Copy the records below word for word, leaving out the pictures.

»»

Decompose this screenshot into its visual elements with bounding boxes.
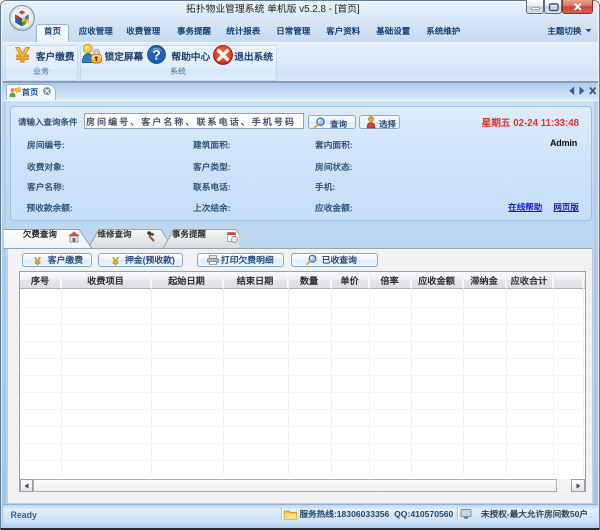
svg-text:¥: ¥ <box>112 256 119 266</box>
svg-text:?: ? <box>152 46 161 62</box>
svg-text:¥: ¥ <box>15 43 29 65</box>
svg-text:¥: ¥ <box>34 256 41 266</box>
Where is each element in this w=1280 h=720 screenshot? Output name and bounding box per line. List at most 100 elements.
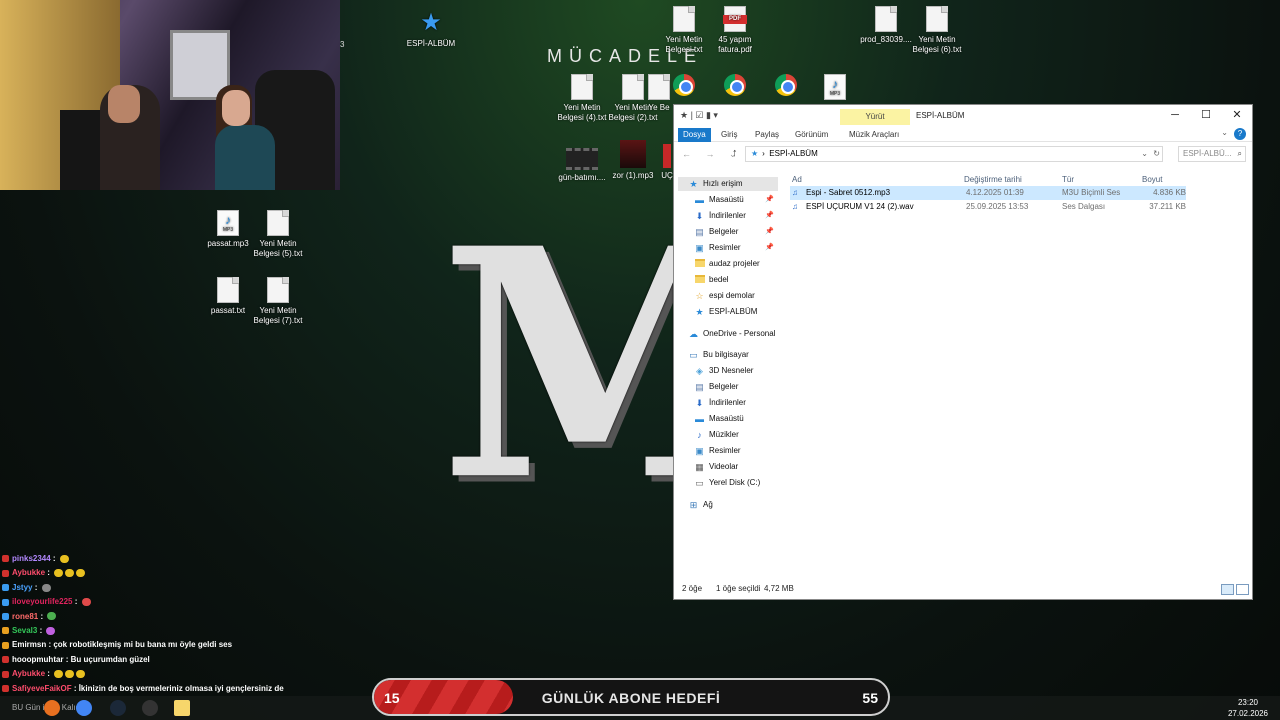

««

> **WORKED ANSWER**
Decompose this screenshot into its visual elements with bounding boxes.
svg-text:¥: ¥ <box>112 256 119 266</box>
svg-text:?: ? <box>152 46 161 62</box>
svg-text:¥: ¥ <box>15 43 29 65</box>
svg-text:¥: ¥ <box>34 256 41 266</box>
Where is each element in this w=1280 h=720 screenshot? Output name and bounding box per line. List at most 100 elements.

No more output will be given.